**Task requirements**
Rewrite the entries starting at the line that contains "achievement-value: 70K xyxy=(438,452,462,465)" and ending at the line that contains "timeline-label: Description xyxy=(734,250,777,258)", changing "title-accent" to "title-underline" and keeping everything else the same.

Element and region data
§

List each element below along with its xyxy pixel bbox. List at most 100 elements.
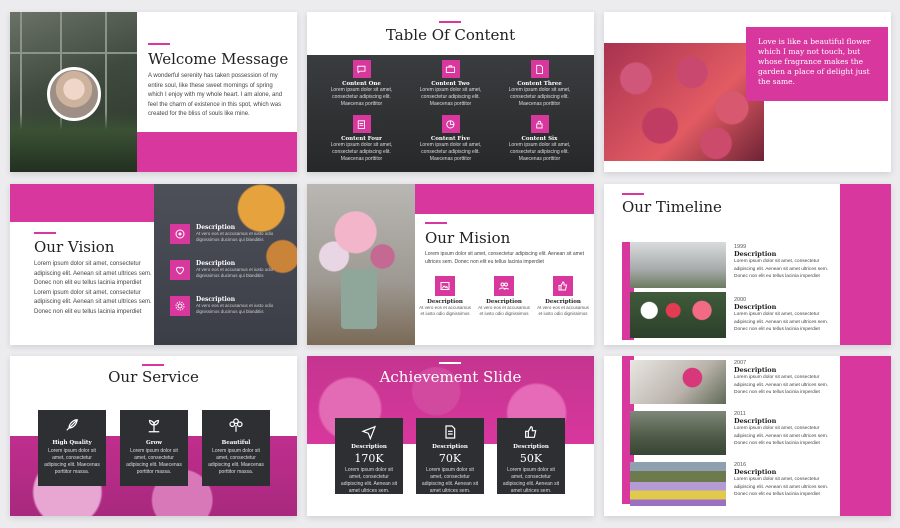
achievement-value: 70K xyxy=(438,452,462,465)
achievement-card[interactable]: Description 70K Lorem ipsum dolor sit am… xyxy=(416,418,484,494)
service-card[interactable]: High Quality Lorem ipsum dolor sit amet,… xyxy=(38,410,106,486)
title-accent xyxy=(439,362,461,364)
title-accent xyxy=(425,222,447,224)
vision-item[interactable]: Description At vero eos et accusamus et i… xyxy=(170,260,290,280)
content-text: Lorem ipsum dolor sit amet, consectetur … xyxy=(508,87,571,107)
content-text: Lorem ipsum dolor sit amet, consectetur … xyxy=(419,87,482,107)
timeline-text: Lorem ipsum dolor sit amet, consectetur … xyxy=(734,259,829,279)
timeline-label: Description xyxy=(734,250,777,258)
title-accent xyxy=(142,364,164,366)
content-item[interactable]: Content One Lorem ipsum dolor sit amet, … xyxy=(317,60,406,115)
timeline-label: Description xyxy=(734,417,777,425)
content-text: Lorem ipsum dolor sit amet, consectetur … xyxy=(330,87,393,107)
pink-side-band xyxy=(840,356,891,516)
timeline-text: Lorem ipsum dolor sit amet, consectetur … xyxy=(734,375,829,395)
thumbs-up-icon xyxy=(553,276,573,296)
content-item[interactable]: Content Five Lorem ipsum dolor sit amet,… xyxy=(406,115,495,170)
content-grid: Content One Lorem ipsum dolor sit amet, … xyxy=(317,60,584,170)
flower-icon xyxy=(227,416,245,434)
slide-table-of-content[interactable]: Table Of Content Content One Lorem ipsum… xyxy=(307,12,594,172)
flower-pots-photo xyxy=(630,292,726,338)
title-accent xyxy=(439,21,461,23)
pink-side-band xyxy=(840,184,891,345)
pink-band xyxy=(415,184,594,214)
pink-band xyxy=(137,132,297,172)
page-title: Achievement Slide xyxy=(379,368,522,386)
content-item[interactable]: Content Four Lorem ipsum dolor sit amet,… xyxy=(317,115,406,170)
vision-item-label: Description xyxy=(196,224,236,231)
achievement-text: Lorem ipsum dolor sit amet, consectetur … xyxy=(340,467,398,494)
greenhouse-photo xyxy=(630,411,726,455)
slide-achievement[interactable]: Achievement Slide Description 170K Lorem… xyxy=(307,356,594,516)
vision-item[interactable]: Description At vero eos et accusamus et i… xyxy=(170,224,290,244)
document-icon xyxy=(530,60,549,78)
slide-timeline-continued[interactable]: 2007 Description Lorem ipsum dolor sit a… xyxy=(604,356,891,516)
achievement-card[interactable]: Description 170K Lorem ipsum dolor sit a… xyxy=(335,418,403,494)
vision-list: Description At vero eos et accusamus et i… xyxy=(170,224,290,316)
flower-book-photo xyxy=(630,360,726,404)
service-card[interactable]: Grow Lorem ipsum dolor sit amet, consect… xyxy=(120,410,188,486)
vision-item-label: Description xyxy=(196,296,236,303)
content-item[interactable]: Content Two Lorem ipsum dolor sit amet, … xyxy=(406,60,495,115)
page-title: Our Timeline xyxy=(622,198,722,216)
service-text: Lorem ipsum dolor sit amet, consectetur … xyxy=(44,448,100,475)
page-title: Table Of Content xyxy=(385,26,516,44)
avatar xyxy=(47,67,101,121)
achievement-text: Lorem ipsum dolor sit amet, consectetur … xyxy=(421,467,479,494)
heart-icon xyxy=(170,260,190,280)
slide-our-service[interactable]: Our Service High Quality Lorem ipsum dol… xyxy=(10,356,297,516)
timeline-label: Description xyxy=(734,303,777,311)
slide-welcome[interactable]: Welcome Message A wonderful serenity has… xyxy=(10,12,297,172)
document-icon xyxy=(442,424,458,440)
paper-plane-icon xyxy=(361,424,377,441)
lock-icon xyxy=(530,115,549,133)
service-card[interactable]: Beautiful Lorem ipsum dolor sit amet, co… xyxy=(202,410,270,486)
achievement-value: 170K xyxy=(354,452,384,465)
clipboard-icon xyxy=(352,115,371,133)
target-icon xyxy=(170,224,190,244)
mission-item-text: At vero eos et accusamus et iusto odio d… xyxy=(537,305,589,316)
slide-our-mision[interactable]: Our Mision Lorem ipsum dolor sit amet, c… xyxy=(307,184,594,345)
achievement-text: Lorem ipsum dolor sit amet, consectetur … xyxy=(502,467,560,494)
content-item[interactable]: Content Three Lorem ipsum dolor sit amet… xyxy=(495,60,584,115)
slide-quote[interactable]: Love is like a beautiful flower which I … xyxy=(604,12,891,172)
content-text: Lorem ipsum dolor sit amet, consectetur … xyxy=(419,142,482,162)
timeline-entry: 2011 Description Lorem ipsum dolor sit a… xyxy=(734,411,834,448)
chat-bubble-icon xyxy=(352,60,371,78)
title-accent xyxy=(34,232,56,234)
roses-photo xyxy=(604,43,764,161)
timeline-label: Description xyxy=(734,468,777,476)
page-title: Our Service xyxy=(108,368,199,386)
timeline-entry: 2000 Description Lorem ipsum dolor sit a… xyxy=(734,297,834,334)
slide-our-vision[interactable]: Our Vision Lorem ipsum dolor sit amet, c… xyxy=(10,184,297,345)
service-label: Grow xyxy=(146,440,162,446)
timeline-text: Lorem ipsum dolor sit amet, consectetur … xyxy=(734,477,829,497)
quote-text: Love is like a beautiful flower which I … xyxy=(758,37,871,86)
slide-our-timeline[interactable]: Our Timeline 1999 Description Lorem ipsu… xyxy=(604,184,891,345)
achievement-card[interactable]: Description 50K Lorem ipsum dolor sit am… xyxy=(497,418,565,494)
content-item[interactable]: Content Six Lorem ipsum dolor sit amet, … xyxy=(495,115,584,170)
timeline-label: Description xyxy=(734,366,777,374)
briefcase-icon xyxy=(441,60,460,78)
service-text: Lorem ipsum dolor sit amet, consectetur … xyxy=(208,448,264,475)
mission-item-text: At vero eos et accusamus et iusto odio d… xyxy=(478,305,530,316)
picture-icon xyxy=(435,276,455,296)
vision-item-text: At vero eos et accusamus et iusto odio d… xyxy=(196,231,274,242)
title-accent xyxy=(148,43,170,45)
flower-field-photo xyxy=(630,462,726,506)
mission-item[interactable]: Description At vero eos et accusamus et … xyxy=(478,276,530,317)
vision-item-text: At vero eos et accusamus et iusto odio d… xyxy=(196,303,274,314)
achievement-value: 50K xyxy=(519,452,543,465)
vision-text: Lorem ipsum dolor sit amet, consectetur … xyxy=(34,261,152,315)
page-title: Our Vision xyxy=(34,238,115,256)
achievement-label: Description xyxy=(513,444,549,450)
timeline-entry: 1999 Description Lorem ipsum dolor sit a… xyxy=(734,244,834,281)
welcome-text: A wonderful serenity has taken possessio… xyxy=(148,73,283,118)
timeline-text: Lorem ipsum dolor sit amet, consectetur … xyxy=(734,312,829,332)
mission-item[interactable]: Description At vero eos et accusamus et … xyxy=(537,276,589,317)
thumbs-up-icon xyxy=(523,424,539,440)
achievement-label: Description xyxy=(432,444,468,450)
gear-icon xyxy=(170,296,190,316)
vision-item[interactable]: Description At vero eos et accusamus et i… xyxy=(170,296,290,316)
mission-item[interactable]: Description At vero eos et accusamus et … xyxy=(419,276,471,317)
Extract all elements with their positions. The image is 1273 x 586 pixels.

§

**Finished answer**
achievement-value: 70K xyxy=(438,452,462,465)
achievement-card[interactable]: Description 70K Lorem ipsum dolor sit am… xyxy=(416,418,484,494)
service-card[interactable]: High Quality Lorem ipsum dolor sit amet,… xyxy=(38,410,106,486)
title-underline xyxy=(439,362,461,364)
title-underline xyxy=(425,222,447,224)
vision-item[interactable]: Description At vero eos et accusamus et i… xyxy=(170,260,290,280)
content-text: Lorem ipsum dolor sit amet, consectetur … xyxy=(508,87,571,107)
content-text: Lorem ipsum dolor sit amet, consectetur … xyxy=(419,87,482,107)
timeline-text: Lorem ipsum dolor sit amet, consectetur … xyxy=(734,259,829,279)
timeline-label: Description xyxy=(734,250,777,258)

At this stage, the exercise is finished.